- [WHAT IS NEEDED]: Select every line containing the word "①you" from the material, and copy those lines.

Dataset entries
····················
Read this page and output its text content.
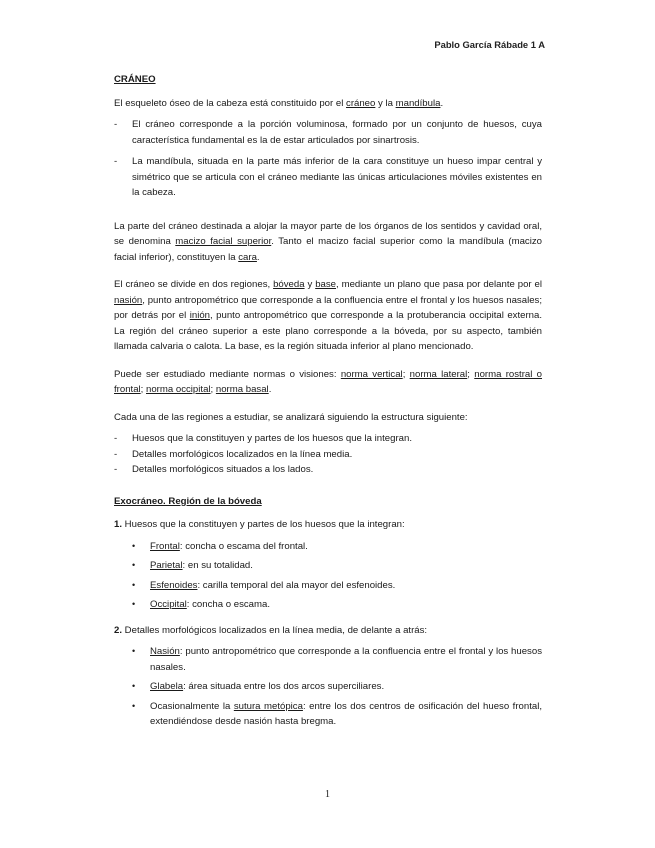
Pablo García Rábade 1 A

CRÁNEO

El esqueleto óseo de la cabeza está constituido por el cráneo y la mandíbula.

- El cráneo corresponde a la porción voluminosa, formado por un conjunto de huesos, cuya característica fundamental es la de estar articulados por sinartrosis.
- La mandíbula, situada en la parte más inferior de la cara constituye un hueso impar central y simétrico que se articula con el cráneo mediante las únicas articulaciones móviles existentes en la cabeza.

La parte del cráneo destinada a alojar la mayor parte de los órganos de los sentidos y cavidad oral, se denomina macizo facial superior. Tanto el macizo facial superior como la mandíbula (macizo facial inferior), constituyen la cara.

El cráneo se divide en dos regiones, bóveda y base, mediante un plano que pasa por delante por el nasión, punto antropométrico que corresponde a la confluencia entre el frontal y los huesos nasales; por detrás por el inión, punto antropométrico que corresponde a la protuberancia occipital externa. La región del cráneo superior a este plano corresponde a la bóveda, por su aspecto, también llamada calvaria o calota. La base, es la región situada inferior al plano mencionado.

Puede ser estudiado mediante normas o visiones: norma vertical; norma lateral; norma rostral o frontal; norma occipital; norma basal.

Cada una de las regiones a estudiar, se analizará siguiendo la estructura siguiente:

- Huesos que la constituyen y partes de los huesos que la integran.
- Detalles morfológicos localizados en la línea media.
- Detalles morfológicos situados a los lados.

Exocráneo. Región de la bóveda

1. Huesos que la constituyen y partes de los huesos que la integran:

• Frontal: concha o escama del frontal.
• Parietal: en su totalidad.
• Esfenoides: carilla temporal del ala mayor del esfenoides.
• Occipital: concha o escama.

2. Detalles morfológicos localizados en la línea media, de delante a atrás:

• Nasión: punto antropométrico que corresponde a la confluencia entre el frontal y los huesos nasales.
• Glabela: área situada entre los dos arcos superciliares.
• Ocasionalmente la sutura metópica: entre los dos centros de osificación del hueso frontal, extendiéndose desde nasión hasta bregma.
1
····················
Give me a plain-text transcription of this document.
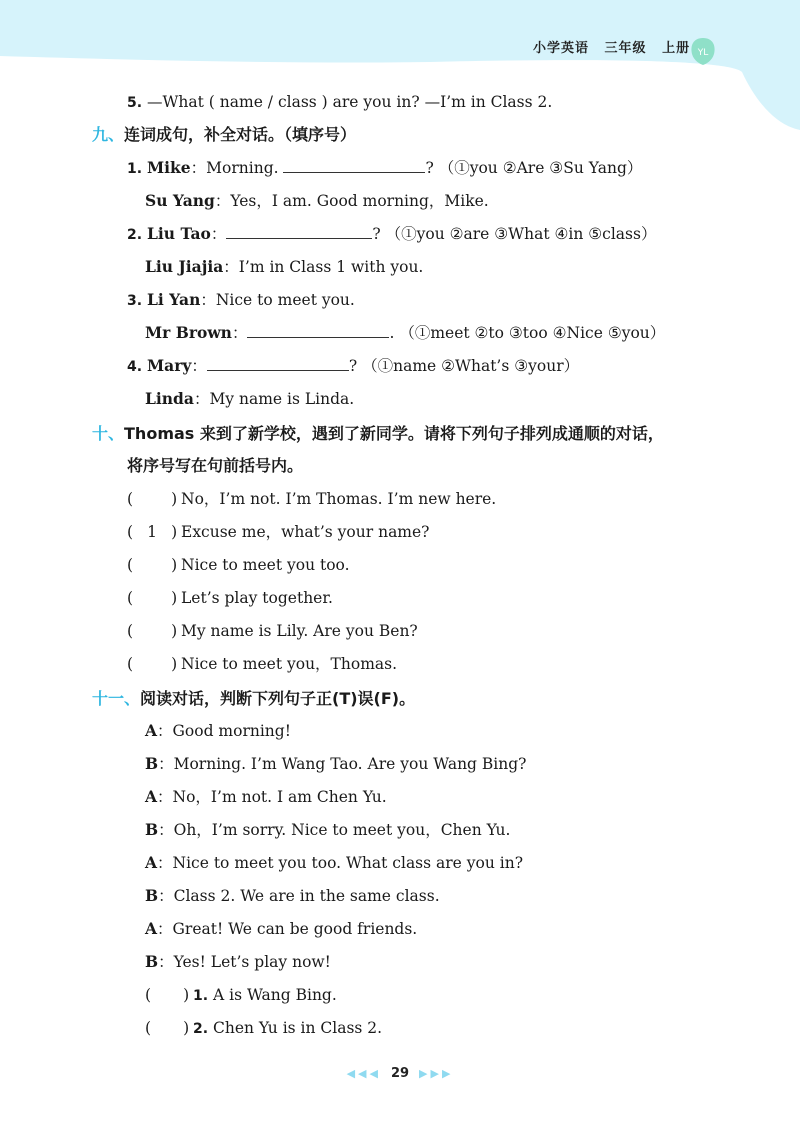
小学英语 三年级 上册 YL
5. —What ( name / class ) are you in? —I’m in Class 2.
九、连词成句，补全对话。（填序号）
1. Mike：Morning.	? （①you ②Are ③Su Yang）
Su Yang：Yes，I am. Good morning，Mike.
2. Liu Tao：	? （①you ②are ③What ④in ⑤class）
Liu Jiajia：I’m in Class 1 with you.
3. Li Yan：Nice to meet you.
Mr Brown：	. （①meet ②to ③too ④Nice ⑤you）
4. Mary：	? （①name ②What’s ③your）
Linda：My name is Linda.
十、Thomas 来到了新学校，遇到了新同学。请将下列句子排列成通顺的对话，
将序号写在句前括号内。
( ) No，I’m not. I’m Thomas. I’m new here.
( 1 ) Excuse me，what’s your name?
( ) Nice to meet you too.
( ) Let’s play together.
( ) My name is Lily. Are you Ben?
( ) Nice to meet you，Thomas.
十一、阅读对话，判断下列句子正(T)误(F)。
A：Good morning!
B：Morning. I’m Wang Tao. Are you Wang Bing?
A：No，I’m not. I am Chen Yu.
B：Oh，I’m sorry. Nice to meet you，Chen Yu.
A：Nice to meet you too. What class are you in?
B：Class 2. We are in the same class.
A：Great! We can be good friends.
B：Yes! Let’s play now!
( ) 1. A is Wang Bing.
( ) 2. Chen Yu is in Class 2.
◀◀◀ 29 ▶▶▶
····················
- [REPLY TO THE TASK]:
1. Mike：Morning.	? （①you ②Are ③Su Yang）
2. Liu Tao：	? （①you ②are ③What ④in ⑤class）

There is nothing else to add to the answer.